### Supplied material
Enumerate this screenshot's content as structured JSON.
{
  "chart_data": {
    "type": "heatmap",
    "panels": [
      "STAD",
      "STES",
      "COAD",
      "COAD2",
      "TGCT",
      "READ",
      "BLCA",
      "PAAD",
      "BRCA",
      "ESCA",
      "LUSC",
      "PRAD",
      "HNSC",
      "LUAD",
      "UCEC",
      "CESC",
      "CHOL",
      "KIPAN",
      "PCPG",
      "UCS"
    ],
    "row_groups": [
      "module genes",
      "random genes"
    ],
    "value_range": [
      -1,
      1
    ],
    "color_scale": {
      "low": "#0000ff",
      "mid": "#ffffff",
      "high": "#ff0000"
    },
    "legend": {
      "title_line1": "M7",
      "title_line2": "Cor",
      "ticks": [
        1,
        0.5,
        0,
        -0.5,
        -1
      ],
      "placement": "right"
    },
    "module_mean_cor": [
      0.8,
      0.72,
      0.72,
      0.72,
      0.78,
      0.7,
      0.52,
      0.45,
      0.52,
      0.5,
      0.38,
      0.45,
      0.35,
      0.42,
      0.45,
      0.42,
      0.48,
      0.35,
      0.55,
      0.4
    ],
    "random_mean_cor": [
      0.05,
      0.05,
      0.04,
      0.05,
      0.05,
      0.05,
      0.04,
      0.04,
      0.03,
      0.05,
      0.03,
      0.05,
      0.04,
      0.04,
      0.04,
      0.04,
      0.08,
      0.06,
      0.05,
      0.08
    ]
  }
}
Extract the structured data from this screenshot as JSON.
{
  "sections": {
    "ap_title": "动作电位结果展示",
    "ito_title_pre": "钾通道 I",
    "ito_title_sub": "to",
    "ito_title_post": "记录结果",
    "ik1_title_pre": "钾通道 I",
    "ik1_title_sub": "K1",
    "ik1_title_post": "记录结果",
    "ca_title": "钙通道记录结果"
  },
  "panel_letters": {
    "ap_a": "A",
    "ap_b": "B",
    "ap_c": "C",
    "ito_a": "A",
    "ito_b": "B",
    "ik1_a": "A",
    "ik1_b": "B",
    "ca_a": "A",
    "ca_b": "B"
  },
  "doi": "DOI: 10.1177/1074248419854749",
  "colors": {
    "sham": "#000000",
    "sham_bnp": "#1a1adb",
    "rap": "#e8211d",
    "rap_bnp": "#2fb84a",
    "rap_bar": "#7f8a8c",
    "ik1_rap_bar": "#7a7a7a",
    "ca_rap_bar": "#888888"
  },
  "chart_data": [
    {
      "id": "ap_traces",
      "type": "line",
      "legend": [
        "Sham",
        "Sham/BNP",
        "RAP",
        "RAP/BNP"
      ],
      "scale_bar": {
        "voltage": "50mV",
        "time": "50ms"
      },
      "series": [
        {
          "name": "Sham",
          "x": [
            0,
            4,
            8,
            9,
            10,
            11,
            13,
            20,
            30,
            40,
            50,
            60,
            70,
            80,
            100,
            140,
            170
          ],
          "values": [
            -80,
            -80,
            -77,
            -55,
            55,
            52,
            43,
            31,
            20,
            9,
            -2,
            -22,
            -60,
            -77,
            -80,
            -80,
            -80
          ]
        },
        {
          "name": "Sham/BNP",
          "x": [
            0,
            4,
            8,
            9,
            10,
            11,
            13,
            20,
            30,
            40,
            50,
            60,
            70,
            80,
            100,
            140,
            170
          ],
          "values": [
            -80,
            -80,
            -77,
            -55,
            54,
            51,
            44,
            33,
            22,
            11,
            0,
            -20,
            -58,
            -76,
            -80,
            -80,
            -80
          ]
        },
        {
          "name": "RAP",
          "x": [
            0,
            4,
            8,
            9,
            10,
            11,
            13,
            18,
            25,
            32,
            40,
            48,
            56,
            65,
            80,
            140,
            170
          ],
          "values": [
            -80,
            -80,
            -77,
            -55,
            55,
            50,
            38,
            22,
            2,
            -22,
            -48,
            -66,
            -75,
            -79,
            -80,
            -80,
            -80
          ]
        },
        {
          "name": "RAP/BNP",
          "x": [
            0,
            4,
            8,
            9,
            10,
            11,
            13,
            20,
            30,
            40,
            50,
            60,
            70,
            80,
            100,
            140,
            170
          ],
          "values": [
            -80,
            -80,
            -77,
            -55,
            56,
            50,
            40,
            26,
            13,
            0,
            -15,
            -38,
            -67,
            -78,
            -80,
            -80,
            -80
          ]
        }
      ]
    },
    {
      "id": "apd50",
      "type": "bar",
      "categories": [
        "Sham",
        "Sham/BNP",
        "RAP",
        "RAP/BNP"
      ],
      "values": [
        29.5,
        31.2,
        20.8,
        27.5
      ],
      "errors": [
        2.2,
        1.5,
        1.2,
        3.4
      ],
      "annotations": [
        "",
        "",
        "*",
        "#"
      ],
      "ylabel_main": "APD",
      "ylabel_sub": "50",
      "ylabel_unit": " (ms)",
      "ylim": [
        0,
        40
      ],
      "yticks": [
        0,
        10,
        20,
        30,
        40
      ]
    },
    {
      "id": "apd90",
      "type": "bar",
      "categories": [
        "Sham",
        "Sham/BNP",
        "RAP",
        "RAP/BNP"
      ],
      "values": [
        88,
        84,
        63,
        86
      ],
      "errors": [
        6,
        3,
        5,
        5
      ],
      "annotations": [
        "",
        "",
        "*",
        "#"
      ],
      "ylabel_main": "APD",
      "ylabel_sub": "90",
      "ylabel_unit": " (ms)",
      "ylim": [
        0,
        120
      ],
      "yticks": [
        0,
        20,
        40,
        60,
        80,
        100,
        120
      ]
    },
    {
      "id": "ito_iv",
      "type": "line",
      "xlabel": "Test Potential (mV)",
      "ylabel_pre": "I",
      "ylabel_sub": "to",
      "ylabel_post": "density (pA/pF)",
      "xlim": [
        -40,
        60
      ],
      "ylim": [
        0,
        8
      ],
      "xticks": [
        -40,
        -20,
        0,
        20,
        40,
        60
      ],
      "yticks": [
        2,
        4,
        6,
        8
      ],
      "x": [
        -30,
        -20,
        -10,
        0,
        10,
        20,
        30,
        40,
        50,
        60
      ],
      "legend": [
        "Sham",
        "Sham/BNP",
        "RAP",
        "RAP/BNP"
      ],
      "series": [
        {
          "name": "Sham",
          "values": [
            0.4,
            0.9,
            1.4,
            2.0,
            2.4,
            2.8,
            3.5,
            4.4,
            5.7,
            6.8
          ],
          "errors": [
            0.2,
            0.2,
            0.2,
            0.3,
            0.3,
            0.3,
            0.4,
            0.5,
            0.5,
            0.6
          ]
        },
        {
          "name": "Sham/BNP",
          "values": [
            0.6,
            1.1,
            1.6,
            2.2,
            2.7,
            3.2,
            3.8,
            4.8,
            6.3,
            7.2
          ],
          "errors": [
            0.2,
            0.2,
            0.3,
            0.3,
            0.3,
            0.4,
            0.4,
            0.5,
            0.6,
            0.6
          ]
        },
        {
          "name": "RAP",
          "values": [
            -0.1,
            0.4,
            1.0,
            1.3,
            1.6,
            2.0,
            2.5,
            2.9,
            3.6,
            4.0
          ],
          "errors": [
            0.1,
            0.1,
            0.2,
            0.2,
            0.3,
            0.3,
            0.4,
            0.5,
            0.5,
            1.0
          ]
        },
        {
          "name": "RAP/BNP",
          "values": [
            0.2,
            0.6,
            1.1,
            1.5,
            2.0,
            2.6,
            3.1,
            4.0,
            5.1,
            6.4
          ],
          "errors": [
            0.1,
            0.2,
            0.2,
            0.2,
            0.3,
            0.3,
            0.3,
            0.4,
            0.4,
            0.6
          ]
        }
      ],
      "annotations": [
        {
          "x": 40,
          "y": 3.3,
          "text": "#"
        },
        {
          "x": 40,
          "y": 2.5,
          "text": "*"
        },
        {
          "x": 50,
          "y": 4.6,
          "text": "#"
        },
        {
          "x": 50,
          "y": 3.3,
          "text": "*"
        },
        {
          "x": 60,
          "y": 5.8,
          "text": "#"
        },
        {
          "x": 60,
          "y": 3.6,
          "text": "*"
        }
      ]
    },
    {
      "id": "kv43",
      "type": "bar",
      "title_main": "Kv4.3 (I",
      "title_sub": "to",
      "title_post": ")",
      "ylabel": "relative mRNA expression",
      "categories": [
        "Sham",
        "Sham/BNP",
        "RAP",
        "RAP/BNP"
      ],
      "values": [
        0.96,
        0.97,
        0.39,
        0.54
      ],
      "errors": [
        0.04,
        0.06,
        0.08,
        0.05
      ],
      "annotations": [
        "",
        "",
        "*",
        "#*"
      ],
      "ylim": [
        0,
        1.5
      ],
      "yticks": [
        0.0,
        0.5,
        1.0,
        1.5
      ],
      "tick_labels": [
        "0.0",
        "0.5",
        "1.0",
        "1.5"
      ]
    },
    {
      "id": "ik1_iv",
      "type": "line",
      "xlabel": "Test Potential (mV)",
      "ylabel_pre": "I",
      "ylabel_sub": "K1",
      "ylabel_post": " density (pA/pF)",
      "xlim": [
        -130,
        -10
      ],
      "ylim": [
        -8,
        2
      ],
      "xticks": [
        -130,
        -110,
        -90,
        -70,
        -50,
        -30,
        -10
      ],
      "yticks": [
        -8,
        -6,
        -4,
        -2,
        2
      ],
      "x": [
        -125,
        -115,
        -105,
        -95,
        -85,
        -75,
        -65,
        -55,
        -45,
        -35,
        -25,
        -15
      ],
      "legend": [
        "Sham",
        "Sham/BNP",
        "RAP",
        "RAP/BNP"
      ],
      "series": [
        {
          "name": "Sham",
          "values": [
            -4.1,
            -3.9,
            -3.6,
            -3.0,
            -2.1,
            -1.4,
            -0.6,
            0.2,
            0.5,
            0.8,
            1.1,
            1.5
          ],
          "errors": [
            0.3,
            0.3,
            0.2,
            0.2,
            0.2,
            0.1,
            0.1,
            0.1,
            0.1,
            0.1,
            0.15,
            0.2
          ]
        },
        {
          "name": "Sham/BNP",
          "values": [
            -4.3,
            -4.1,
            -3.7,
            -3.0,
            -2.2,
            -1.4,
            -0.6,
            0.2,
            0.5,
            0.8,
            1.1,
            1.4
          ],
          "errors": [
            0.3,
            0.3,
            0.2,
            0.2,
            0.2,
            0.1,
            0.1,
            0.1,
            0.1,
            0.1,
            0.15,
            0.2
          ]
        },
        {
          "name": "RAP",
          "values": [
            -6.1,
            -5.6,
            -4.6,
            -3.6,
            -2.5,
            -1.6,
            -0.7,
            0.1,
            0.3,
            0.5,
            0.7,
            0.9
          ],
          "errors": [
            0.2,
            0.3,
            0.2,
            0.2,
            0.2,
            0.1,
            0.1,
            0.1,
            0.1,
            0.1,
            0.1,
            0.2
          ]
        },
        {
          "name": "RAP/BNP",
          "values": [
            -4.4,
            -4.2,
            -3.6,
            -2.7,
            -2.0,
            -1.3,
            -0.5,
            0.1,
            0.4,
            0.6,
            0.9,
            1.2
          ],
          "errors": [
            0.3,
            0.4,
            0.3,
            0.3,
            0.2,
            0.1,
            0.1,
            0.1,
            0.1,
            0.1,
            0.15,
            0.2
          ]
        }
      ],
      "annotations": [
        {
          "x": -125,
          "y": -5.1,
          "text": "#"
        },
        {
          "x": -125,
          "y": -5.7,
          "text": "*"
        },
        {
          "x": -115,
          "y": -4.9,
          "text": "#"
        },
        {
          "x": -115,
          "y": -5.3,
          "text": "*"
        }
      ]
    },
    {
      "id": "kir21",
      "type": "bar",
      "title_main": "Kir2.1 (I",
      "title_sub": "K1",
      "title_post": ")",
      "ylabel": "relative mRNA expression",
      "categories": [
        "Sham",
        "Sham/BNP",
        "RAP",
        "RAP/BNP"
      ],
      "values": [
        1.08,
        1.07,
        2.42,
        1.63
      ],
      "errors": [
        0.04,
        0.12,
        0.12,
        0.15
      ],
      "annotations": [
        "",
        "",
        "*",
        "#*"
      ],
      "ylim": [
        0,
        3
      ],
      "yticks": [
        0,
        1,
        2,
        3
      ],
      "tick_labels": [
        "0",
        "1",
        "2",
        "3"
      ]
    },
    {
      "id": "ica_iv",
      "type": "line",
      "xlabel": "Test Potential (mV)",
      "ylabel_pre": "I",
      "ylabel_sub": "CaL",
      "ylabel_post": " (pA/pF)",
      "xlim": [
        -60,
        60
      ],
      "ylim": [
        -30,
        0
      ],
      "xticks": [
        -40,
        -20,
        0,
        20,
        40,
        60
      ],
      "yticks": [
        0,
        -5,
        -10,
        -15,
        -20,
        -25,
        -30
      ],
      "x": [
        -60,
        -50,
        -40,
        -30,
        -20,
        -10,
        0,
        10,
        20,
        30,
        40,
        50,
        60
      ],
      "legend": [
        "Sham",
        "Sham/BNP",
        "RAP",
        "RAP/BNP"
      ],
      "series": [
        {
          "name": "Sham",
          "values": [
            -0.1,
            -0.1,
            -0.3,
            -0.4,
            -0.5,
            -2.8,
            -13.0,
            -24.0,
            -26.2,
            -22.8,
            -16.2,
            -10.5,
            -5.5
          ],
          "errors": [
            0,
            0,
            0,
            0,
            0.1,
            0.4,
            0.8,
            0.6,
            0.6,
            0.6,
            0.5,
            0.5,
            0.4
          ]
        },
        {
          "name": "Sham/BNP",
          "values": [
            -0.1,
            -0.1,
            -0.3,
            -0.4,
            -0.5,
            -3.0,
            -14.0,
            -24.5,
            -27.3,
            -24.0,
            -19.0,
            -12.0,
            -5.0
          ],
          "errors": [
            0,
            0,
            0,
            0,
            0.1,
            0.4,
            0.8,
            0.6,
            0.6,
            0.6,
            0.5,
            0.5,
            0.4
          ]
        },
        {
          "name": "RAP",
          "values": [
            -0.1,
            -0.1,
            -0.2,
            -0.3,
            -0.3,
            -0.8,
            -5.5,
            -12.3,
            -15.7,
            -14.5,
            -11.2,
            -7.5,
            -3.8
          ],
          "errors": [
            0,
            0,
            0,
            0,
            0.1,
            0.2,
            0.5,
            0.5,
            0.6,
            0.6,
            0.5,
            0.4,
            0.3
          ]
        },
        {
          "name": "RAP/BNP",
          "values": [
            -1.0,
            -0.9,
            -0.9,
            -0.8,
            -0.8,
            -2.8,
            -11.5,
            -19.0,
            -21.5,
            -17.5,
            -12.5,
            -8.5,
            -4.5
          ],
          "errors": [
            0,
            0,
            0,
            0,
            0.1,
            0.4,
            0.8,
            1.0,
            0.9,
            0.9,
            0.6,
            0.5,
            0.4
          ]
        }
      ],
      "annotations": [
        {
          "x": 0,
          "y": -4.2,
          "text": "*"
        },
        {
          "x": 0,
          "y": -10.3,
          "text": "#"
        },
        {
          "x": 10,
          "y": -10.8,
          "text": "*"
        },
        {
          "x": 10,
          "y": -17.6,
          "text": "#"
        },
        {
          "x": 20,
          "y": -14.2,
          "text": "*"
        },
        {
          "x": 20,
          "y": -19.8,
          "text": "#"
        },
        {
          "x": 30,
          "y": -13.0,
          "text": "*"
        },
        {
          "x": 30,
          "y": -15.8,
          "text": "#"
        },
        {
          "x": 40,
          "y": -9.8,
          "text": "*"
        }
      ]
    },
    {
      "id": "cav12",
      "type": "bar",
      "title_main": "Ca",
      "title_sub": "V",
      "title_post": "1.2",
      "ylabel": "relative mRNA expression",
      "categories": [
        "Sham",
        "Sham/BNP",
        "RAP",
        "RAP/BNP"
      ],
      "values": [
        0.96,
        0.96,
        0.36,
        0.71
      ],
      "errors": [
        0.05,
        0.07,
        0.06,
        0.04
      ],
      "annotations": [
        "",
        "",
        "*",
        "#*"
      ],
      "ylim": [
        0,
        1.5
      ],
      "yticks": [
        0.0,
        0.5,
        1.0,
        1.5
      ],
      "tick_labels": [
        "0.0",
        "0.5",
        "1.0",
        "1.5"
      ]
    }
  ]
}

### Exercise details
Your answer should be a single number: the count of lines in the listing that hold "structured".

### Output for this task
2